#### DATA FOR THIS TASK

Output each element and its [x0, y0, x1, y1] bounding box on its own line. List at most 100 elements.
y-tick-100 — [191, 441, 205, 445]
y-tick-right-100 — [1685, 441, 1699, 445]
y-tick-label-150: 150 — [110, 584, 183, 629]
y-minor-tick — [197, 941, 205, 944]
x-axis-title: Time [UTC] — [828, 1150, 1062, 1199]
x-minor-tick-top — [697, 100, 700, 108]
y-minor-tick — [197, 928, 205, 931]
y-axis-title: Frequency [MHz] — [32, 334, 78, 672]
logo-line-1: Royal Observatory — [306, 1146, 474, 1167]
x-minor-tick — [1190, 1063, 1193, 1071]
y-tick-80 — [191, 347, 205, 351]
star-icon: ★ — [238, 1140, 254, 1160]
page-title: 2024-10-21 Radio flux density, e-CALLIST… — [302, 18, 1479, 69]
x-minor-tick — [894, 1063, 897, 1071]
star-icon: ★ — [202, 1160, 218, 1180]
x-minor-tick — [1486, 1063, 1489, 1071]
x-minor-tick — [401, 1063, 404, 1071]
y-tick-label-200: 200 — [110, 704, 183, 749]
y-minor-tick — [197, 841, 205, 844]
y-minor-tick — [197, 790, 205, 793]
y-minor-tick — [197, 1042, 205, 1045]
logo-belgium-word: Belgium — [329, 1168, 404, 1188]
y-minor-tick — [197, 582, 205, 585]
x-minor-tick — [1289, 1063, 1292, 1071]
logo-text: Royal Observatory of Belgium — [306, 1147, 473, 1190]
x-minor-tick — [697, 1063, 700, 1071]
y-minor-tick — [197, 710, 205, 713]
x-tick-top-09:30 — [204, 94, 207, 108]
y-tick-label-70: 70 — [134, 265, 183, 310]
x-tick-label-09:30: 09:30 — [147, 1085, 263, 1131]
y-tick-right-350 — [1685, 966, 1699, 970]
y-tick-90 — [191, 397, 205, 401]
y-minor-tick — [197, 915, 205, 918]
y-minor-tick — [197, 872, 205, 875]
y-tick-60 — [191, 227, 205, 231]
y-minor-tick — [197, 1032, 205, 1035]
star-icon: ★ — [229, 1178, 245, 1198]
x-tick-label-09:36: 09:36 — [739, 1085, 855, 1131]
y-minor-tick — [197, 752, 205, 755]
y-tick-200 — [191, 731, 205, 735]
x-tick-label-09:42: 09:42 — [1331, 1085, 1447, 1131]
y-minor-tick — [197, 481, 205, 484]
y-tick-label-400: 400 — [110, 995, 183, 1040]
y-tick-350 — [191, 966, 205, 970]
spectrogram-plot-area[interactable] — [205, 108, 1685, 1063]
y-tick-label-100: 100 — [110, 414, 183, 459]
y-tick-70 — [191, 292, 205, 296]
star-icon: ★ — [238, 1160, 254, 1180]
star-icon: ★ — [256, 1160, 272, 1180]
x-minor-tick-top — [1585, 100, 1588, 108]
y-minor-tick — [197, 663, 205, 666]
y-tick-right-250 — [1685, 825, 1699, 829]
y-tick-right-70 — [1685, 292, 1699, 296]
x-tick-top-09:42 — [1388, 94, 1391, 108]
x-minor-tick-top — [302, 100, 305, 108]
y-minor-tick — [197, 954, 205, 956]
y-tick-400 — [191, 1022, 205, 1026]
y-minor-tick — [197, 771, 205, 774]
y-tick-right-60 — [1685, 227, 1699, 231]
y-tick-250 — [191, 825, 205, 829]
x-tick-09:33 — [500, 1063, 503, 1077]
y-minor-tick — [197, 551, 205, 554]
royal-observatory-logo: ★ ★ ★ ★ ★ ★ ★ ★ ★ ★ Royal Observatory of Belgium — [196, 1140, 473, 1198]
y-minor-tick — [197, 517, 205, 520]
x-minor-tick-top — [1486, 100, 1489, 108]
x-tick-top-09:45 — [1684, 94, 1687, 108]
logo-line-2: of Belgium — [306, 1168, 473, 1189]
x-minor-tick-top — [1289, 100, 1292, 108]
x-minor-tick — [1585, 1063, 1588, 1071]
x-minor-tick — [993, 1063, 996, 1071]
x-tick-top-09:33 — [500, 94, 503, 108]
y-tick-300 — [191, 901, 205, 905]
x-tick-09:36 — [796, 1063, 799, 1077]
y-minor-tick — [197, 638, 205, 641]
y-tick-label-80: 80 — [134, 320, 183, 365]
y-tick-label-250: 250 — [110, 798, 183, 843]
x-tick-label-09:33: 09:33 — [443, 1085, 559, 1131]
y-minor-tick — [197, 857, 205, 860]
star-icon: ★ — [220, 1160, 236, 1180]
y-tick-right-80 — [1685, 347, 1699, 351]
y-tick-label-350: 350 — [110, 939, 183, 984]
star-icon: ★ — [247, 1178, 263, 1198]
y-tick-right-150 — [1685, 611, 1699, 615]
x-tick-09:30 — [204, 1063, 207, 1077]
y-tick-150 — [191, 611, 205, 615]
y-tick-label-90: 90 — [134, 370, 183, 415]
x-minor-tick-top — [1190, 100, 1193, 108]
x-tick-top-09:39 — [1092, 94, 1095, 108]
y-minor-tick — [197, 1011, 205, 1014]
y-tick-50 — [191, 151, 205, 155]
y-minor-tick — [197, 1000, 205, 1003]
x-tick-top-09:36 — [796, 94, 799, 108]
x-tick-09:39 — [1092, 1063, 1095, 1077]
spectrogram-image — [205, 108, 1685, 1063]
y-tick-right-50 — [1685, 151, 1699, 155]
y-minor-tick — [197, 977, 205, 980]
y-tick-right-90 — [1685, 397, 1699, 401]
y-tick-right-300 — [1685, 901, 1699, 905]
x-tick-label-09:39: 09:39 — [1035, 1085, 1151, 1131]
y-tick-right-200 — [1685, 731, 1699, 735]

#### PROBLEM DESCRIPTION
Return every line of the listing above as a JSON array of strings, one string per line, leaving out blank lines.

#### RESULT FOR THIS EXERCISE
[
  "Output each element and its [x0, y0, x1, y1] bounding box on its own line. List at most 100 elements.",
  "y-tick-100 — [191, 441, 205, 445]",
  "y-tick-right-100 — [1685, 441, 1699, 445]",
  "y-tick-label-150: 150 — [110, 584, 183, 629]",
  "y-minor-tick — [197, 941, 205, 944]",
  "x-axis-title: Time [UTC] — [828, 1150, 1062, 1199]",
  "x-minor-tick-top — [697, 100, 700, 108]",
  "y-minor-tick — [197, 928, 205, 931]",
  "y-axis-title: Frequency [MHz] — [32, 334, 78, 672]",
  "logo-line-1: Royal Observatory — [306, 1146, 474, 1167]",
  "x-minor-tick — [1190, 1063, 1193, 1071]",
  "y-tick-80 — [191, 347, 205, 351]",
  "star-icon: ★ — [238, 1140, 254, 1160]",
  "page-title: 2024-10-21 Radio flux density, e-CALLIST… — [302, 18, 1479, 69]",
  "x-minor-tick — [894, 1063, 897, 1071]",
  "star-icon: ★ — [202, 1160, 218, 1180]",
  "x-minor-tick — [1486, 1063, 1489, 1071]",
  "x-minor-tick — [401, 1063, 404, 1071]",
  "y-tick-label-200: 200 — [110, 704, 183, 749]",
  "y-minor-tick — [197, 841, 205, 844]",
  "y-minor-tick — [197, 790, 205, 793]",
  "y-minor-tick — [197, 1042, 205, 1045]",
  "logo-belgium-word: Belgium — [329, 1168, 404, 1188]",
  "y-minor-tick — [197, 582, 205, 585]",
  "x-minor-tick — [1289, 1063, 1292, 1071]",
  "logo-text: Royal Observatory of Belgium — [306, 1147, 473, 1190]",
  "x-minor-tick — [697, 1063, 700, 1071]",
  "y-minor-tick — [197, 710, 205, 713]",
  "x-tick-top-09:30 — [204, 94, 207, 108]",
  "y-tick-label-70: 70 — [134, 265, 183, 310]",
  "x-tick-label-09:30: 09:30 — [147, 1085, 263, 1131]",
  "y-tick-right-350 — [1685, 966, 1699, 970]",
  "y-tick-90 — [191, 397, 205, 401]",
  "y-minor-tick — [197, 915, 205, 918]",
  "y-minor-tick — [197, 872, 205, 875]",
  "y-tick-60 — [191, 227, 205, 231]",
  "y-minor-tick — [197, 1032, 205, 1035]",
  "star-icon: ★ — [229, 1178, 245, 1198]",
  "x-tick-label-09:36: 09:36 — [739, 1085, 855, 1131]",
  "y-minor-tick — [197, 752, 205, 755]",
  "y-tick-200 — [191, 731, 205, 735]",
  "x-tick-label-09:42: 09:42 — [1331, 1085, 1447, 1131]",
  "y-minor-tick — [197, 481, 205, 484]",
  "y-tick-label-400: 400 — [110, 995, 183, 1040]",
  "y-tick-350 — [191, 966, 205, 970]",
  "spectrogram-plot-area[interactable] — [205, 108, 1685, 1063]",
  "y-tick-label-100: 100 — [110, 414, 183, 459]",
  "y-tick-70 — [191, 292, 205, 296]",
  "star-icon: ★ — [238, 1160, 254, 1180]",
  "star-icon: ★ — [256, 1160, 272, 1180]",
  "x-minor-tick-top — [1585, 100, 1588, 108]",
  "y-minor-tick — [197, 663, 205, 666]",
  "y-tick-right-250 — [1685, 825, 1699, 829]",
  "y-tick-right-70 — [1685, 292, 1699, 296]",
  "x-tick-top-09:42 — [1388, 94, 1391, 108]",
  "x-minor-tick-top — [302, 100, 305, 108]",
  "y-minor-tick — [197, 954, 205, 956]",
  "y-tick-400 — [191, 1022, 205, 1026]",
  "y-minor-tick — [197, 771, 205, 774]",
  "y-tick-right-60 — [1685, 227, 1699, 231]",
  "y-tick-250 — [191, 825, 205, 829]",
  "x-tick-09:33 — [500, 1063, 503, 1077]",
  "y-minor-tick — [197, 551, 205, 554]",
  "royal-observatory-logo: ★ ★ ★ ★ ★ ★ ★ ★ ★ ★ Royal Observatory of Belgium — [196, 1140, 473, 1198]",
  "y-minor-tick — [197, 517, 205, 520]",
  "x-minor-tick-top — [1486, 100, 1489, 108]",
  "x-tick-top-09:45 — [1684, 94, 1687, 108]",
  "logo-line-2: of Belgium — [306, 1168, 473, 1189]",
  "x-minor-tick-top — [1289, 100, 1292, 108]",
  "x-minor-tick — [1585, 1063, 1588, 1071]",
  "x-minor-tick — [993, 1063, 996, 1071]",
  "x-tick-top-09:33 — [500, 94, 503, 108]",
  "y-tick-300 — [191, 901, 205, 905]",
  "x-tick-09:36 — [796, 1063, 799, 1077]",
  "y-minor-tick — [197, 638, 205, 641]",
  "y-tick-label-80: 80 — [134, 320, 183, 365]",
  "y-tick-label-250: 250 — [110, 798, 183, 843]",
  "x-tick-label-09:33: 09:33 — [443, 1085, 559, 1131]",
  "y-minor-tick — [197, 857, 205, 860]",
  "star-icon: ★ — [220, 1160, 236, 1180]",
  "y-tick-right-80 — [1685, 347, 1699, 351]",
  "y-tick-label-350: 350 — [110, 939, 183, 984]",
  "star-icon: ★ — [247, 1178, 263, 1198]",
  "y-tick-right-150 — [1685, 611, 1699, 615]",
  "x-tick-09:30 — [204, 1063, 207, 1077]",
  "y-tick-150 — [191, 611, 205, 615]",
  "y-tick-label-90: 90 — [134, 370, 183, 415]",
  "x-minor-tick-top — [1190, 100, 1193, 108]",
  "x-tick-top-09:39 — [1092, 94, 1095, 108]",
  "y-minor-tick — [197, 1011, 205, 1014]",
  "y-tick-50 — [191, 151, 205, 155]",
  "y-minor-tick — [197, 1000, 205, 1003]",
  "x-tick-top-09:36 — [796, 94, 799, 108]",
  "x-tick-09:39 — [1092, 1063, 1095, 1077]",
  "spectrogram-image — [205, 108, 1685, 1063]",
  "y-tick-right-50 — [1685, 151, 1699, 155]",
  "y-minor-tick — [197, 977, 205, 980]",
  "y-tick-right-90 — [1685, 397, 1699, 401]",
  "y-tick-right-300 — [1685, 901, 1699, 905]",
  "x-tick-label-09:39: 09:39 — [1035, 1085, 1151, 1131]",
  "y-tick-right-200 — [1685, 731, 1699, 735]"
]